— begin —
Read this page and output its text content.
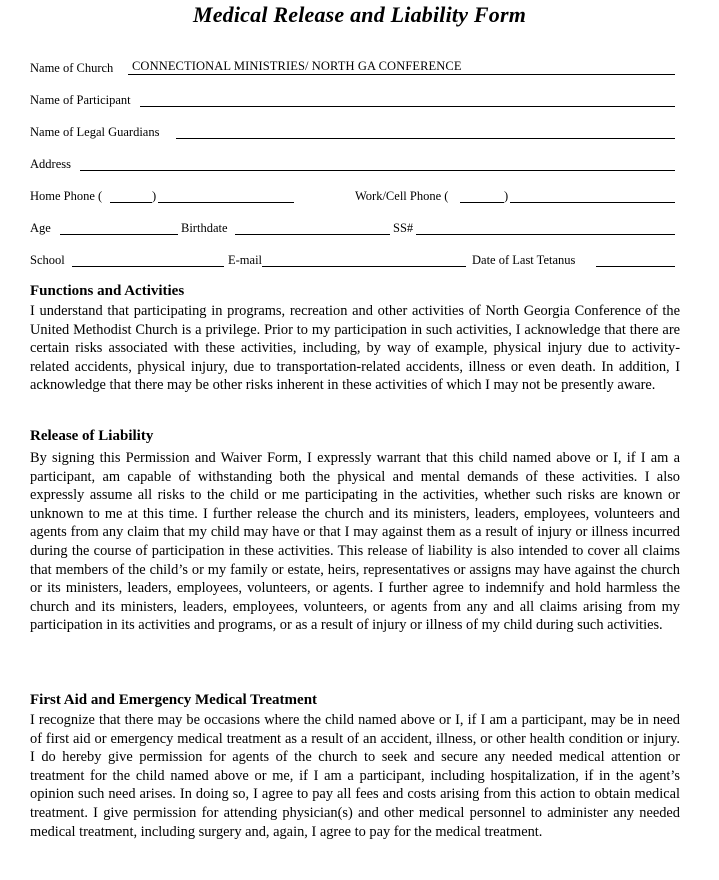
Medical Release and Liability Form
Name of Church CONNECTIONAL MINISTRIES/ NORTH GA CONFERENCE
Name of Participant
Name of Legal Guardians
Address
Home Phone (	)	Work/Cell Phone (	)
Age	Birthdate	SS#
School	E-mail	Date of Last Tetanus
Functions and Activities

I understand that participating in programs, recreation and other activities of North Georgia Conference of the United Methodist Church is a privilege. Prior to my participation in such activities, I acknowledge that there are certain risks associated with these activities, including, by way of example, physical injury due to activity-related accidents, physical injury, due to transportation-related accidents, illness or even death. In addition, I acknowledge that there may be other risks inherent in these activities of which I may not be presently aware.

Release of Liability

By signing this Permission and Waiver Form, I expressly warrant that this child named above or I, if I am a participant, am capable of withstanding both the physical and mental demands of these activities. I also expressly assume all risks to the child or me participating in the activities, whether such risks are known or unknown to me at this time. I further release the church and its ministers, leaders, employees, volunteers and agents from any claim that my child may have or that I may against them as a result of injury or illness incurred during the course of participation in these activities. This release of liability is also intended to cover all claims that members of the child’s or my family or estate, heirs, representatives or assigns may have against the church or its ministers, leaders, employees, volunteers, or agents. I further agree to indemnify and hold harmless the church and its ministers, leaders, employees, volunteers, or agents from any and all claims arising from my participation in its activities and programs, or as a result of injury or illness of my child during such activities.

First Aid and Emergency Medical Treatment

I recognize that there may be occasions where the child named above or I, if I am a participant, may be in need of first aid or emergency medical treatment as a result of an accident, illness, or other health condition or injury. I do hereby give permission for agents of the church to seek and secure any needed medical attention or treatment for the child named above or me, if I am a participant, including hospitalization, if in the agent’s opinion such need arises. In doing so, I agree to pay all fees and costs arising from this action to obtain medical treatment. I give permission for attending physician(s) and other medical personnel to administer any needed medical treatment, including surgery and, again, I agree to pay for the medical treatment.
— end —
— begin —
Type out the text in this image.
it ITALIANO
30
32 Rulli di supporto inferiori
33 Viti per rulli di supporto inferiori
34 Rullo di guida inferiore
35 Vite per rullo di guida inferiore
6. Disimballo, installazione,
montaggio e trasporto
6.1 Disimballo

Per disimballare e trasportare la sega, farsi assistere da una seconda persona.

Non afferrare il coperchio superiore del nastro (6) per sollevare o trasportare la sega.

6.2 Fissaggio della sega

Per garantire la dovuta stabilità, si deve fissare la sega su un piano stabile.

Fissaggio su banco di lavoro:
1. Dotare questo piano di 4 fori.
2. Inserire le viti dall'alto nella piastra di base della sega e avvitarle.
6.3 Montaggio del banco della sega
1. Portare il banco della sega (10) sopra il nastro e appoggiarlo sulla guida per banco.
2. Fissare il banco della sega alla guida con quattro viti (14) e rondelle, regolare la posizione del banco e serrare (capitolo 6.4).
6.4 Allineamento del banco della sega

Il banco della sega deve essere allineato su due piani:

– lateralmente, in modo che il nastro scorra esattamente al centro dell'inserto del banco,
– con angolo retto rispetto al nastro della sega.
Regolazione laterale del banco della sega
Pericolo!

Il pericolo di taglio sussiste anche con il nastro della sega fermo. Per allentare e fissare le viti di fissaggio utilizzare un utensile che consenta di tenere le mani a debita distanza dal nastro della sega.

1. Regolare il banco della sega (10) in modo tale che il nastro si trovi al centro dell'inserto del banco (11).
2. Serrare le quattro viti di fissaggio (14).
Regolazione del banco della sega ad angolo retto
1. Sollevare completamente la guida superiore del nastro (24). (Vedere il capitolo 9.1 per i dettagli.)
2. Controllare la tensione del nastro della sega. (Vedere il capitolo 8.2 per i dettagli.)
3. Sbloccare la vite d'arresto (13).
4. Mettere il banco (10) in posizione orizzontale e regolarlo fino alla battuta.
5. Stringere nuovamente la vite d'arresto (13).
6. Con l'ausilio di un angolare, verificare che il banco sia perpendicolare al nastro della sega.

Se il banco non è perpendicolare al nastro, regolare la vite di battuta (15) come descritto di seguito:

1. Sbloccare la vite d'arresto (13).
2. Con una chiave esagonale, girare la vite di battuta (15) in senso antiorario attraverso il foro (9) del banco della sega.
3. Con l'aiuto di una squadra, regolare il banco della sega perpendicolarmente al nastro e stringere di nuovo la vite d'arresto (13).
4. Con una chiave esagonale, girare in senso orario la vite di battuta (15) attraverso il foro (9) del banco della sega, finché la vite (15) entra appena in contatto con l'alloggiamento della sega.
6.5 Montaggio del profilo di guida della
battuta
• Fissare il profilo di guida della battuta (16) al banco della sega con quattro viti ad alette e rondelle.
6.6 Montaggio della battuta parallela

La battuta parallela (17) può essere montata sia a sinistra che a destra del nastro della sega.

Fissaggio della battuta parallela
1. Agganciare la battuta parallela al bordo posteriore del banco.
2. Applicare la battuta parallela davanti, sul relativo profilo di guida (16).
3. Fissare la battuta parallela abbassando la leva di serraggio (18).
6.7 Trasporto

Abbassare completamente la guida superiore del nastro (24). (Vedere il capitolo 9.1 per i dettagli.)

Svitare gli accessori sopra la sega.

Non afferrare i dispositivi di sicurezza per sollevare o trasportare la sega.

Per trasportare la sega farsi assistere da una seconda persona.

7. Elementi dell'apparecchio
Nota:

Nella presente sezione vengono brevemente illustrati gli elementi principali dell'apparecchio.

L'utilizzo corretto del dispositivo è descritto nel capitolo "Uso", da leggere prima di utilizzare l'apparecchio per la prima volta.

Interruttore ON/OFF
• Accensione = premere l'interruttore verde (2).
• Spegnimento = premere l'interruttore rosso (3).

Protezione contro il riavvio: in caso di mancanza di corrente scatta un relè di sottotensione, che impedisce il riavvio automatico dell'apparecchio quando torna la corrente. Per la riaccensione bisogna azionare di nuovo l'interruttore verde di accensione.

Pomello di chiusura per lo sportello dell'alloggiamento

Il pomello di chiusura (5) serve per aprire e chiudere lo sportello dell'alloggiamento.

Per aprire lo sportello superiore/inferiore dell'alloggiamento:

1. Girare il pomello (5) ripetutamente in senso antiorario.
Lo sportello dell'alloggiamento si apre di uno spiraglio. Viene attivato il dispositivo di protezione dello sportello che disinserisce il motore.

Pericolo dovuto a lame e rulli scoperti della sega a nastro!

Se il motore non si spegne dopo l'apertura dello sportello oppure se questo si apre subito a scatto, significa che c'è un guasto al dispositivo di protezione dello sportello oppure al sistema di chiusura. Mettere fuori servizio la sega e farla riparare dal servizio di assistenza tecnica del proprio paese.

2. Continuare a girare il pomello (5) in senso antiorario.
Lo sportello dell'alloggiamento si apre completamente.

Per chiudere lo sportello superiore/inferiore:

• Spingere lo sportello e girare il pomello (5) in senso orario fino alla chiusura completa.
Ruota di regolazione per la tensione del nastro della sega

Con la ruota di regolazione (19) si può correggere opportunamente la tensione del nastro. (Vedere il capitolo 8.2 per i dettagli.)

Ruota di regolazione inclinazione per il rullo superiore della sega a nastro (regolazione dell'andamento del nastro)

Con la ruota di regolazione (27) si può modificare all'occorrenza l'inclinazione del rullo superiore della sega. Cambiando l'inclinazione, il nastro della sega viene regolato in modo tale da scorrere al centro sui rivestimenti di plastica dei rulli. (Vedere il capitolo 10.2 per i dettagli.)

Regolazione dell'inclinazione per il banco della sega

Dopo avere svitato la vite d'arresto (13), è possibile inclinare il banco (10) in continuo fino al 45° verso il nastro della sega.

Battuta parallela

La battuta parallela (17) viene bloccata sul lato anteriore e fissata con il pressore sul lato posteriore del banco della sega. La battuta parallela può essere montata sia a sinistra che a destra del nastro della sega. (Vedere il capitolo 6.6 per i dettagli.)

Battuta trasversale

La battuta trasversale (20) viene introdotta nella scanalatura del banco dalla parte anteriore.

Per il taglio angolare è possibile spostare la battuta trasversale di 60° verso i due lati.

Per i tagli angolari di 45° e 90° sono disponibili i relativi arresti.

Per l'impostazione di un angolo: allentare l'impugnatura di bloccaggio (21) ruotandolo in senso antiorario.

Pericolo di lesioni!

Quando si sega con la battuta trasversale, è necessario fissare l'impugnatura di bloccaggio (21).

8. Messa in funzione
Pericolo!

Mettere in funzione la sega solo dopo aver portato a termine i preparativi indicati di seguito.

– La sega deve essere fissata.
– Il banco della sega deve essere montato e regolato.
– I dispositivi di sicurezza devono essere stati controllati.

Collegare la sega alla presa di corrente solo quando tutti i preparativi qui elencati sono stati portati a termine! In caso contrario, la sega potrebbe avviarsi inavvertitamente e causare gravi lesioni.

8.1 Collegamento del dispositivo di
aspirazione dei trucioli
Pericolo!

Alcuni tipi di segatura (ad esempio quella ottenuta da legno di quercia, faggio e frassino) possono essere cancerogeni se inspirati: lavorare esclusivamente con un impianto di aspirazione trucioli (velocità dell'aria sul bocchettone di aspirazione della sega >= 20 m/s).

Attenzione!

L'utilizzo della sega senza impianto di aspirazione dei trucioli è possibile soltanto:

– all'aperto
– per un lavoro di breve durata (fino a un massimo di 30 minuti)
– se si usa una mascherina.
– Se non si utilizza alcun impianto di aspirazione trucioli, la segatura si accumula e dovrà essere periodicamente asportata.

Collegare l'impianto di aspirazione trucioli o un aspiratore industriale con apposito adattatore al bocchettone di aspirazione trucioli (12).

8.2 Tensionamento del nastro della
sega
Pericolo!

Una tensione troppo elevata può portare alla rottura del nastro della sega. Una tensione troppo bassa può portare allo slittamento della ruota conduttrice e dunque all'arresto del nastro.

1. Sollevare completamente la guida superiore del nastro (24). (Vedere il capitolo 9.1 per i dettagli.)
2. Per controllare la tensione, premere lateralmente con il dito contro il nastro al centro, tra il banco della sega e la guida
— end —
— begin —
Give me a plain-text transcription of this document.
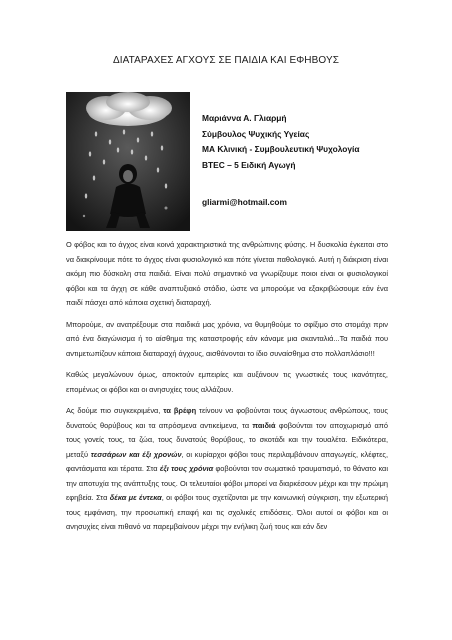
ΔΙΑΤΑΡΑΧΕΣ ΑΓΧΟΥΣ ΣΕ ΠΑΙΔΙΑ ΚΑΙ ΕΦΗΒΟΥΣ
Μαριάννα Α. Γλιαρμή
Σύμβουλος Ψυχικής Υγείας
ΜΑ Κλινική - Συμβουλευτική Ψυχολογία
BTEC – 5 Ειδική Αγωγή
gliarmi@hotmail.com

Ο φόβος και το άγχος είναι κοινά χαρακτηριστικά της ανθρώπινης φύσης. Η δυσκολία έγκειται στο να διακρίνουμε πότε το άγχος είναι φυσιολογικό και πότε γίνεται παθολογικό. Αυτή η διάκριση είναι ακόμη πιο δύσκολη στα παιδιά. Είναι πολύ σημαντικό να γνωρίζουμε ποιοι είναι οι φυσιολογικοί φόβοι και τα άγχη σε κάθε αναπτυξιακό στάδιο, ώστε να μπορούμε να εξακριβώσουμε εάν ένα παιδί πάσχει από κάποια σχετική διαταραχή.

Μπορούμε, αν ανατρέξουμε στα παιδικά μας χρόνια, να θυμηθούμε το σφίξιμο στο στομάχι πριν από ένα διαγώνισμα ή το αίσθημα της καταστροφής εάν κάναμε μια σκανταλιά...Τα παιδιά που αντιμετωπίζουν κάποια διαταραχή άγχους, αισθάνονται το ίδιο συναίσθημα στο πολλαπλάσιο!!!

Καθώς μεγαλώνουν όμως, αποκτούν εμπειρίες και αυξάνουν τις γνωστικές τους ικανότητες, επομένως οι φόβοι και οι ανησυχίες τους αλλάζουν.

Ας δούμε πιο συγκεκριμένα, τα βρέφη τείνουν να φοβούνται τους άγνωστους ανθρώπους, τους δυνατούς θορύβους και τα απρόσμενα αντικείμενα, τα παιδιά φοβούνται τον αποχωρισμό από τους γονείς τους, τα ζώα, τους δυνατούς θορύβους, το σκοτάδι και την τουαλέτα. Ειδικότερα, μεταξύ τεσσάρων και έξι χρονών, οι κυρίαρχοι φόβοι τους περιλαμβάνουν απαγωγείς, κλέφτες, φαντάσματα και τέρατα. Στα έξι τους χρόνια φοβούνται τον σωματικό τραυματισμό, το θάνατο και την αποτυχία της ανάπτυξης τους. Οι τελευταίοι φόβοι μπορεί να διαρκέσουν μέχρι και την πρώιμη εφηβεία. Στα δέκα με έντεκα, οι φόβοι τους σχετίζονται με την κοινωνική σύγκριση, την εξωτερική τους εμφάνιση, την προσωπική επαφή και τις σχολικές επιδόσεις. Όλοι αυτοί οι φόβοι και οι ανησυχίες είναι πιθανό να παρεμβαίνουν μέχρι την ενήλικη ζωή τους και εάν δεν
— end —
Directions:
Which lines contain the word "Vedere"? Copy each of them.

Exercise result:
1. Sollevare completamente la guida superiore del nastro (24). (Vedere il capitolo 9.1 per i dettagli.)
2. Controllare la tensione del nastro della sega. (Vedere il capitolo 8.2 per i dettagli.)
Abbassare completamente la guida superiore del nastro (24). (Vedere il capitolo 9.1 per i dettagli.)
Con la ruota di regolazione (19) si può correggere opportunamente la tensione del nastro. (Vedere il capitolo 8.2 per i dettagli.)
Con la ruota di regolazione (27) si può modificare all'occorrenza l'inclinazione del rullo superiore della sega. Cambiando l'inclinazione, il nastro della sega viene regolato in modo tale da scorrere al centro sui rivestimenti di plastica dei rulli. (Vedere il capitolo 10.2 per i dettagli.)
La battuta parallela (17) viene bloccata sul lato anteriore e fissata con il pressore sul lato posteriore del banco della sega. La battuta parallela può essere montata sia a sinistra che a destra del nastro della sega. (Vedere il capitolo 6.6 per i dettagli.)
1. Sollevare completamente la guida superiore del nastro (24). (Vedere il capitolo 9.1 per i dettagli.)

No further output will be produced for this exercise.